_Aim of the exercise_. Show all lines holding "kind".

- - -

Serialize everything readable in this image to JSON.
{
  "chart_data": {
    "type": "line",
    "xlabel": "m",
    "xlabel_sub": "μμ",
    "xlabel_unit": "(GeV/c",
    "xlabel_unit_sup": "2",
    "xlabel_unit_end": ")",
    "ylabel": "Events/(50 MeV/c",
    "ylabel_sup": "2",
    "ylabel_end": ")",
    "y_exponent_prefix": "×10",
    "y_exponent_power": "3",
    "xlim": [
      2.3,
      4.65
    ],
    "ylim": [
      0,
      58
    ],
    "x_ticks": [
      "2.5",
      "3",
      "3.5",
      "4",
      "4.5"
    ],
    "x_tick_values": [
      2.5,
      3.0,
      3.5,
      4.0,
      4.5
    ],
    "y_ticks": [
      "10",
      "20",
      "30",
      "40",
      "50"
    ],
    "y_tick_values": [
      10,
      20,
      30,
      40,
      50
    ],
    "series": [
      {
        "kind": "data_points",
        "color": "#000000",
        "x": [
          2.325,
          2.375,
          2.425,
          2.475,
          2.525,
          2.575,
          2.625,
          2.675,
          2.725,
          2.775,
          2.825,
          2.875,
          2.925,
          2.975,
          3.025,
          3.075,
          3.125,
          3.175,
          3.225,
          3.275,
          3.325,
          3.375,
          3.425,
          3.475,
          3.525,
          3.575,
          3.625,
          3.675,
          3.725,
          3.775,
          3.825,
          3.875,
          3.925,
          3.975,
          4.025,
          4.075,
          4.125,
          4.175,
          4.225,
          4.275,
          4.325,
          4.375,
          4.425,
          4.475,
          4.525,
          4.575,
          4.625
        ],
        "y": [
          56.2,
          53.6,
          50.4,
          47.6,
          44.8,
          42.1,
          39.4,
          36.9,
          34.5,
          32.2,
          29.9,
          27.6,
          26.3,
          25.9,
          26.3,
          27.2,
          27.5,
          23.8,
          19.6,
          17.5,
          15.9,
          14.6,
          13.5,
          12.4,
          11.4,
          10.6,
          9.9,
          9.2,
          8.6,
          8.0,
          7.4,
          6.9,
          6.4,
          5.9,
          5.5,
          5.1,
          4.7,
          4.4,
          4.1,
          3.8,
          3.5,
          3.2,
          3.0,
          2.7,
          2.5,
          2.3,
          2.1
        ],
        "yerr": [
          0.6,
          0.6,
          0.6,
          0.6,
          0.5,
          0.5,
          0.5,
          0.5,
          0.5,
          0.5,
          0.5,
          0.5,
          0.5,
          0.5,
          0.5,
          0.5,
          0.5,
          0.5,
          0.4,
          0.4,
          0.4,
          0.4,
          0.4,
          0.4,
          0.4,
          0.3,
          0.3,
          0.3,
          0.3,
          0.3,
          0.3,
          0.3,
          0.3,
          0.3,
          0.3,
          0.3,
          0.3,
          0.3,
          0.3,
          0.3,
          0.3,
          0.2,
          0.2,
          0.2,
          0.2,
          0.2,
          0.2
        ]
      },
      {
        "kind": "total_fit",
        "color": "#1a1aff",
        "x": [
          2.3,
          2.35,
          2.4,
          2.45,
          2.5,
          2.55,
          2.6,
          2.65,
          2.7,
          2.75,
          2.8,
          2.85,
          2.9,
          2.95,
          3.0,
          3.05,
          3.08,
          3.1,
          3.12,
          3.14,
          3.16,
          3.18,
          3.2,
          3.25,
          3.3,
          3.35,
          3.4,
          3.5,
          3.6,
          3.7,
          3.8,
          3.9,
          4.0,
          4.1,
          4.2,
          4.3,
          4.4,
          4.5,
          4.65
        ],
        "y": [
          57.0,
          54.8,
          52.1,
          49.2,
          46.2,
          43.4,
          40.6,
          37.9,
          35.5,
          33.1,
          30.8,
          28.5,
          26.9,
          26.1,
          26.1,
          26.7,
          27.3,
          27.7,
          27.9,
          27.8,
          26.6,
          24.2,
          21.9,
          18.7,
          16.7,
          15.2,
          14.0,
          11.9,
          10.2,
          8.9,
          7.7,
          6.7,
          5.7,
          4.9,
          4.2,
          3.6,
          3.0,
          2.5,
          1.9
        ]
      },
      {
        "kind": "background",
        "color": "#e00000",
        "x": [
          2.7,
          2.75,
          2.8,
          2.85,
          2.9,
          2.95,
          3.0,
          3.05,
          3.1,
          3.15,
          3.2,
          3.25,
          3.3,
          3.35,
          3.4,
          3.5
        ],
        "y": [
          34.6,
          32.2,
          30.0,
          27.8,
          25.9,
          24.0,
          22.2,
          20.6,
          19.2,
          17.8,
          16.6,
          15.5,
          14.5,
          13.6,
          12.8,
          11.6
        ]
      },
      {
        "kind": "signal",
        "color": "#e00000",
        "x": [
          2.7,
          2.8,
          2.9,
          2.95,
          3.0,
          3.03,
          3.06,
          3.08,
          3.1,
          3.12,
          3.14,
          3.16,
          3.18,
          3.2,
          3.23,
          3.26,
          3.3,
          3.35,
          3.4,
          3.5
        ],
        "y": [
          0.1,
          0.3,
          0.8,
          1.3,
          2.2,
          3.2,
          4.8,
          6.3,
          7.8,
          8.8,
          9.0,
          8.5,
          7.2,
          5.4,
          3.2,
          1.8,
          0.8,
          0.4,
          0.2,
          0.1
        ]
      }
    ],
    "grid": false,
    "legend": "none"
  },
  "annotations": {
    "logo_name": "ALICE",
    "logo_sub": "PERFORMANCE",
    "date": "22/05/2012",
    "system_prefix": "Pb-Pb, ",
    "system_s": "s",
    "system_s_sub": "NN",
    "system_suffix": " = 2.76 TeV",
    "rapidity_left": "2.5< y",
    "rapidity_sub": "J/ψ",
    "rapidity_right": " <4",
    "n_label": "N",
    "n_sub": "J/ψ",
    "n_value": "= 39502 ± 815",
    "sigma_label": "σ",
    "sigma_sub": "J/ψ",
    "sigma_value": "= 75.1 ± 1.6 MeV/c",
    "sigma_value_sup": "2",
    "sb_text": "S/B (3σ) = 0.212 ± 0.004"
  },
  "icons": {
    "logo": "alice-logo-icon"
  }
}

- - -

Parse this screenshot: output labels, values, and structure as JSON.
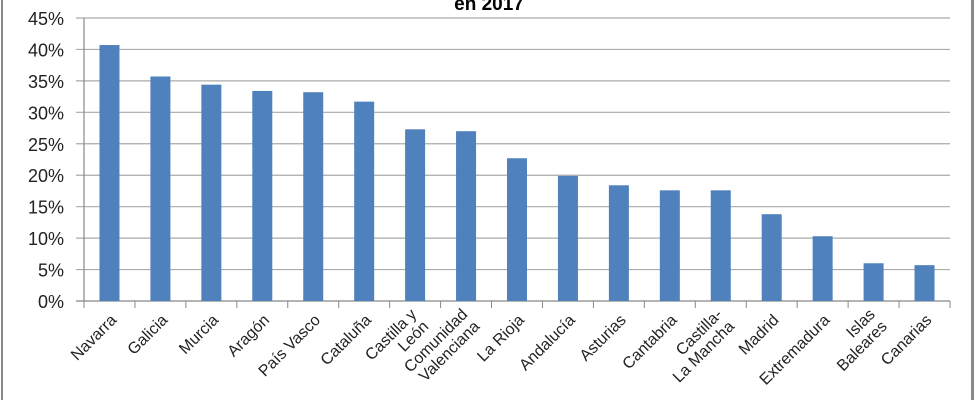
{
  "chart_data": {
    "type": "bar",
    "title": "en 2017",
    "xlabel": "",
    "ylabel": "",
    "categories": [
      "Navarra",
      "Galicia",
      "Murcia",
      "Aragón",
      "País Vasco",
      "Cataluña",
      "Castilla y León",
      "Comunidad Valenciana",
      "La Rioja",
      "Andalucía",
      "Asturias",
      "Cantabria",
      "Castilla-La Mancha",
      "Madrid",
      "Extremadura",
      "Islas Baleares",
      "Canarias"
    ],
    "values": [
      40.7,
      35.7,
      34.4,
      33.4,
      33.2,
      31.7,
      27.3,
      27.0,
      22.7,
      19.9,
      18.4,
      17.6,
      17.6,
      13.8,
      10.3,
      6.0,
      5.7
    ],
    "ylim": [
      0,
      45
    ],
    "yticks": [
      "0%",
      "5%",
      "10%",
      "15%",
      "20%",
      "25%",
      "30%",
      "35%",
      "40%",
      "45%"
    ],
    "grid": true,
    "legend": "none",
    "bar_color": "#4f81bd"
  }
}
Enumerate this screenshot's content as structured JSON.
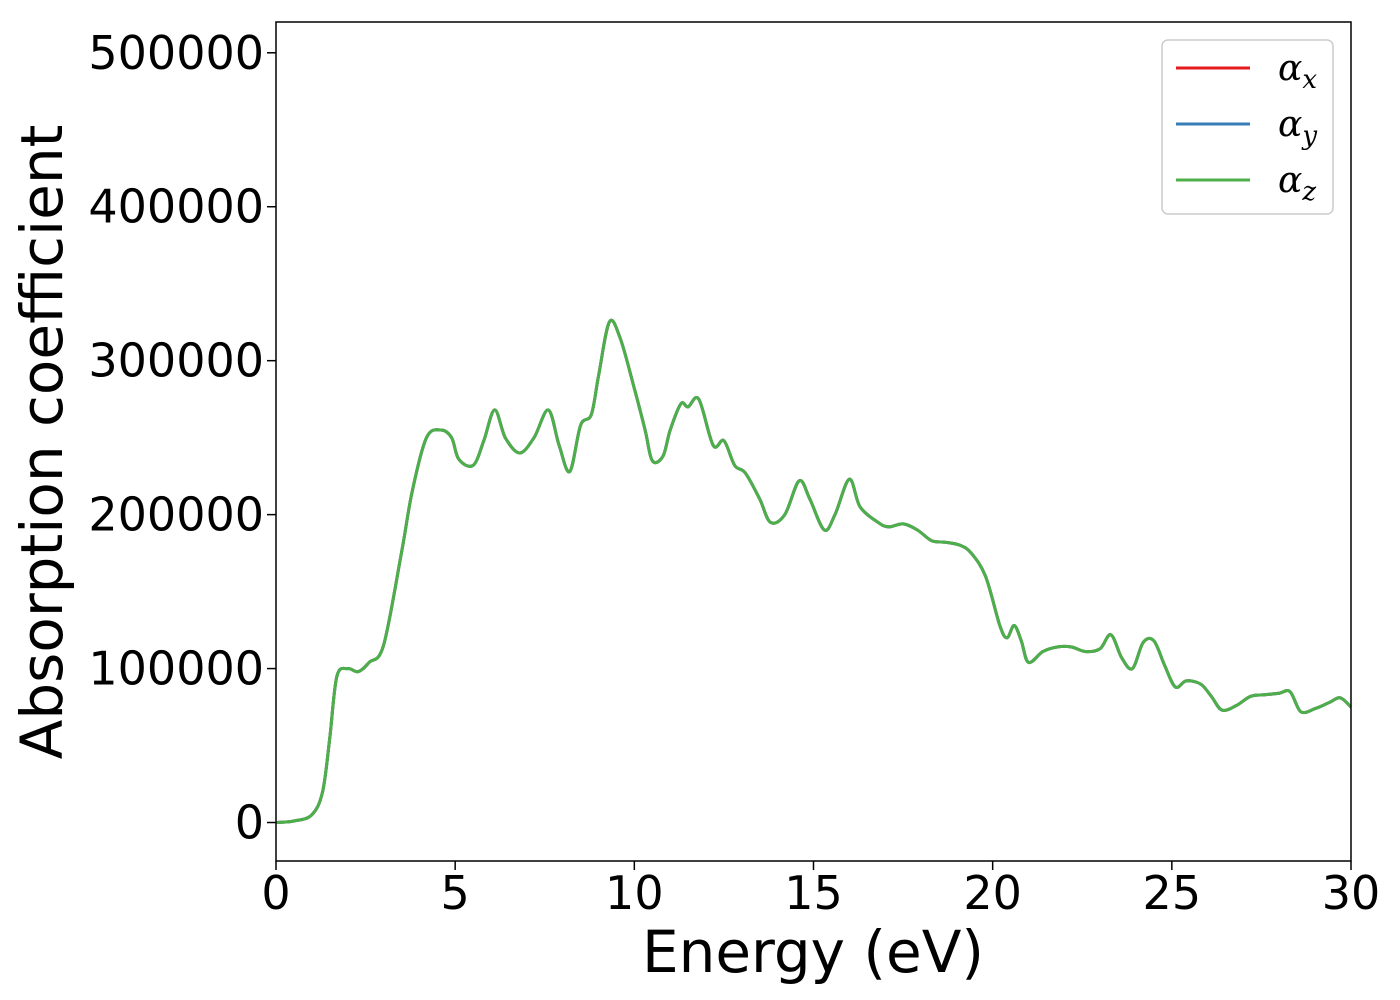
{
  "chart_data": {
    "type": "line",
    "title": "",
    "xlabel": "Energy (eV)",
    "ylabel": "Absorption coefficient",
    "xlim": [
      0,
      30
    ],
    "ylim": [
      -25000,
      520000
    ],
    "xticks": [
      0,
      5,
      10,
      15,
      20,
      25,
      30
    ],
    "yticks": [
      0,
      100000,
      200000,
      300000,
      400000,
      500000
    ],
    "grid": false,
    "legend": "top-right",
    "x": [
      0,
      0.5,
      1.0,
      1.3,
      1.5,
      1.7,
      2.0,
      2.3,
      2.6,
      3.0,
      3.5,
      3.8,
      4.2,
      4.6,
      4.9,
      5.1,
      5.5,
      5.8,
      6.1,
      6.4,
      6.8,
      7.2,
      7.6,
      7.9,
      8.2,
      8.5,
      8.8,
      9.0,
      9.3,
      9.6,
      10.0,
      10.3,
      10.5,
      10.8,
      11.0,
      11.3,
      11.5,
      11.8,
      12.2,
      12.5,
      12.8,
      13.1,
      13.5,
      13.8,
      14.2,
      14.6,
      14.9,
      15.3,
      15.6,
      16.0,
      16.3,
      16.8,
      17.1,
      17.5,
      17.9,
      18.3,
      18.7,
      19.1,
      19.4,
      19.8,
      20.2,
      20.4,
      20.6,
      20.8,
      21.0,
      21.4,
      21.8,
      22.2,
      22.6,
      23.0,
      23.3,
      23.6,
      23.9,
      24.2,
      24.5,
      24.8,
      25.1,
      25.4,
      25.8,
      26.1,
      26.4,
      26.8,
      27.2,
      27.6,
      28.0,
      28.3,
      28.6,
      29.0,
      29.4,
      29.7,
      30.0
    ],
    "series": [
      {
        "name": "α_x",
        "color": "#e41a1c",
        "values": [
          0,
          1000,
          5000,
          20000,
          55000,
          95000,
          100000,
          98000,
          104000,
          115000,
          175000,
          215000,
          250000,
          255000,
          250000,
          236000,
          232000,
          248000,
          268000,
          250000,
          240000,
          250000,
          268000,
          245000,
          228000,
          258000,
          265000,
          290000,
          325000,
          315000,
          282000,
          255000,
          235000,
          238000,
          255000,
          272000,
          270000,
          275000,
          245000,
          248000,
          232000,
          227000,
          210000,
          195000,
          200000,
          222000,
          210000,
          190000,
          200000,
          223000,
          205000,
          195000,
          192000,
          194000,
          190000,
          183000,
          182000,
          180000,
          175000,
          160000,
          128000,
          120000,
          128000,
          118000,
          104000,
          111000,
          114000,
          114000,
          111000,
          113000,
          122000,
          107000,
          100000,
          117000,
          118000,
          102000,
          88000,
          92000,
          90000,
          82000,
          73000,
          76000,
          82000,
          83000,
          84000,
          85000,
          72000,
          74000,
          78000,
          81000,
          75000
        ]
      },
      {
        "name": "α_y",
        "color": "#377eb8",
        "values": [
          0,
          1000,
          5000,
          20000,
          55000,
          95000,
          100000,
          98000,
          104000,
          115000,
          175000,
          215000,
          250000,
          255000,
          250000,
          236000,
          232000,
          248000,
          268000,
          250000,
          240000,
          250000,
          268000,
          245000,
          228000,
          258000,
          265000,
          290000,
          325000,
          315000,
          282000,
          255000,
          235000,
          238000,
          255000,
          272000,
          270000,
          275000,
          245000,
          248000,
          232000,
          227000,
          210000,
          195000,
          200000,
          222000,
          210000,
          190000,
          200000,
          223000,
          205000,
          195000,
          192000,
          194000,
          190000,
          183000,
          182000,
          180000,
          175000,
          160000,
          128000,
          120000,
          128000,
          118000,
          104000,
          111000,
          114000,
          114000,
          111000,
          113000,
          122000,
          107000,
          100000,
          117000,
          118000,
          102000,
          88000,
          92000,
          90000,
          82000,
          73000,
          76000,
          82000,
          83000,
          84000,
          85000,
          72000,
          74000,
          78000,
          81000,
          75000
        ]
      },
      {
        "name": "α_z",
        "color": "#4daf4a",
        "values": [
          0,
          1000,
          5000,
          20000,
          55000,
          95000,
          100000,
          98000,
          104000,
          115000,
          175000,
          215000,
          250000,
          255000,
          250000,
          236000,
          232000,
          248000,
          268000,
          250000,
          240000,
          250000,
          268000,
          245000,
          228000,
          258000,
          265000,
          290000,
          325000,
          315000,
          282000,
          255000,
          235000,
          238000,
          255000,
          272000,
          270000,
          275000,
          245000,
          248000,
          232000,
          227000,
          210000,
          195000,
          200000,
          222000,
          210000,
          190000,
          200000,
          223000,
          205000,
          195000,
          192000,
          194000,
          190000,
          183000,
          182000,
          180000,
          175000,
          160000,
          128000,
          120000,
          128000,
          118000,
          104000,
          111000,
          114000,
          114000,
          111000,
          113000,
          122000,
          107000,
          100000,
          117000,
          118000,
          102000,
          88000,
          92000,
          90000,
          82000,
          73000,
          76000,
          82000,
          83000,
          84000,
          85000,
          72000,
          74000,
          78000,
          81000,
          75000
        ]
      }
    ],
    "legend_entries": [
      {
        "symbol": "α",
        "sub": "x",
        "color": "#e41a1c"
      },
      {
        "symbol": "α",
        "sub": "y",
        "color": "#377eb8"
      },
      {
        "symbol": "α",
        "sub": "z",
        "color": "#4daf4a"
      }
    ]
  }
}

- - -

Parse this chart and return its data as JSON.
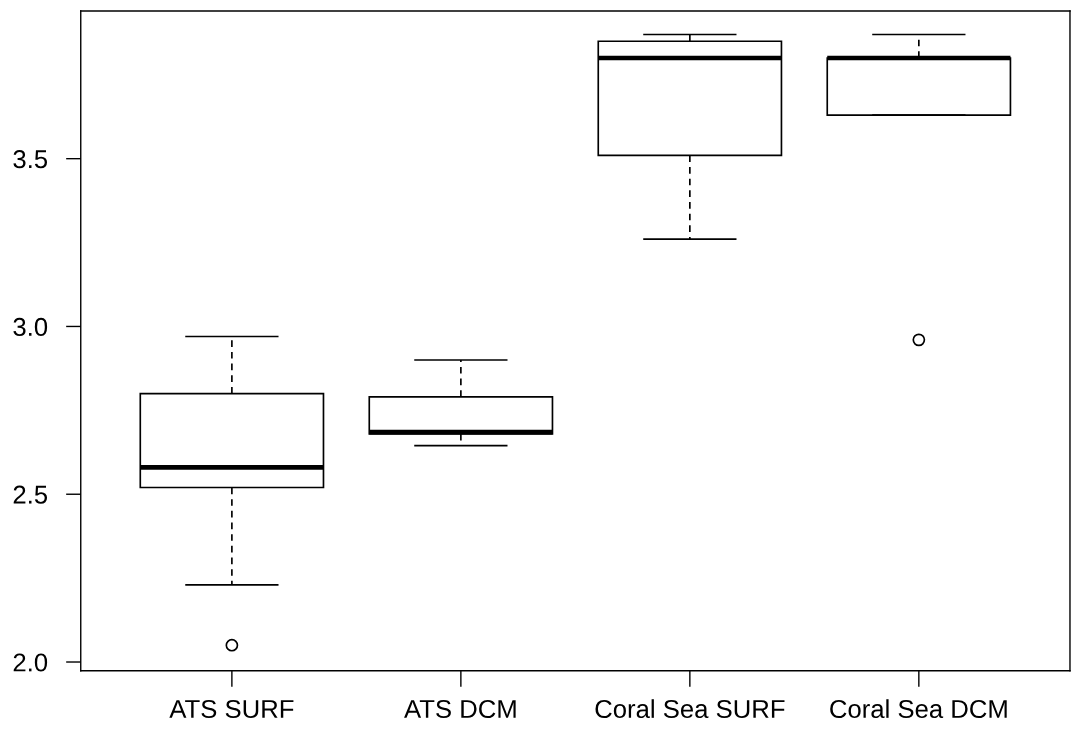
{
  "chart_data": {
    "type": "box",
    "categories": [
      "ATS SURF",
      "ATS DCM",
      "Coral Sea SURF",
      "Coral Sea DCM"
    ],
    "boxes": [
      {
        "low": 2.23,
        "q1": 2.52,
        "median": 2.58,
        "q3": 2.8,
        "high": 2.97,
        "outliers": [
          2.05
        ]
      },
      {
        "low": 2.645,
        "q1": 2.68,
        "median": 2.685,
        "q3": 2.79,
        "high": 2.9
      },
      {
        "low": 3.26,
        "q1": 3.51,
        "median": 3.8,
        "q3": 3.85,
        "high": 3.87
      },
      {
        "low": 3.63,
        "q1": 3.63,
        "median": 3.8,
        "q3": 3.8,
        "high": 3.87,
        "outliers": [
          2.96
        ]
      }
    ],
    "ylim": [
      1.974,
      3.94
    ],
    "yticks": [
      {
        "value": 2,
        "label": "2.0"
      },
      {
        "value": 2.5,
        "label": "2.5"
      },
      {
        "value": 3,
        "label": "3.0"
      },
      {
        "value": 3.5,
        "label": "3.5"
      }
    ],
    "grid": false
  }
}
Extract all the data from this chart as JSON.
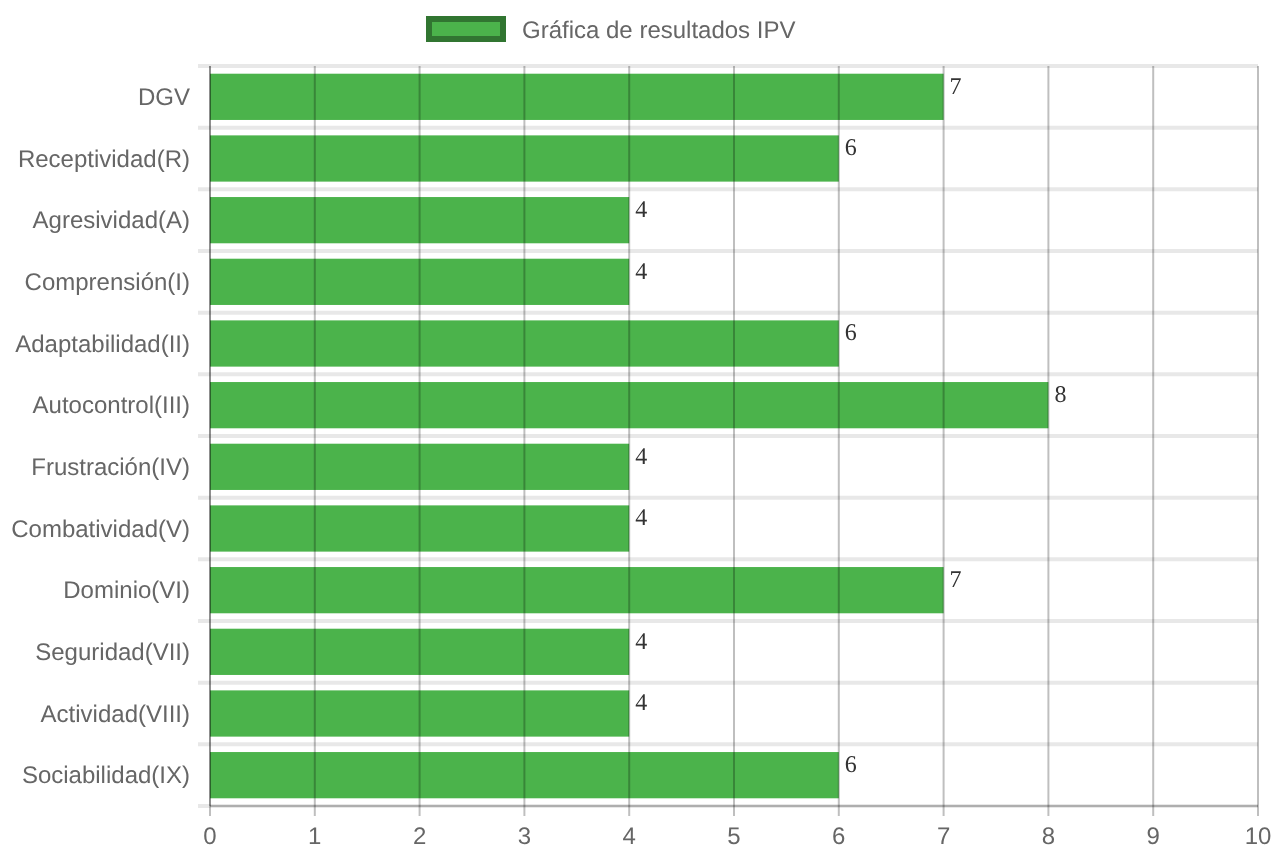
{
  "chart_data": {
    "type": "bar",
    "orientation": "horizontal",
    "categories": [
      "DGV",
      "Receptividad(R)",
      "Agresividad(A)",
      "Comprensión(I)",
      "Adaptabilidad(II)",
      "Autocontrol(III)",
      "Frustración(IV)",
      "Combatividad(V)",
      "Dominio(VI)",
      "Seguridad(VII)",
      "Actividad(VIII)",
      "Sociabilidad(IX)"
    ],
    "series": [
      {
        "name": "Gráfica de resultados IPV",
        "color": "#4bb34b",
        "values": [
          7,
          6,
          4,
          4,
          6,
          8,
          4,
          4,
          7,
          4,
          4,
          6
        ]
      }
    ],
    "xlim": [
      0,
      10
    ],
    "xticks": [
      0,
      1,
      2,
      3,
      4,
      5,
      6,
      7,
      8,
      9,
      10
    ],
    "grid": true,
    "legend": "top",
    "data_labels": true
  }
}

- - -

_Result_.
        "kind": "data_points",
        "kind": "total_fit",
        "kind": "background",
        "kind": "signal",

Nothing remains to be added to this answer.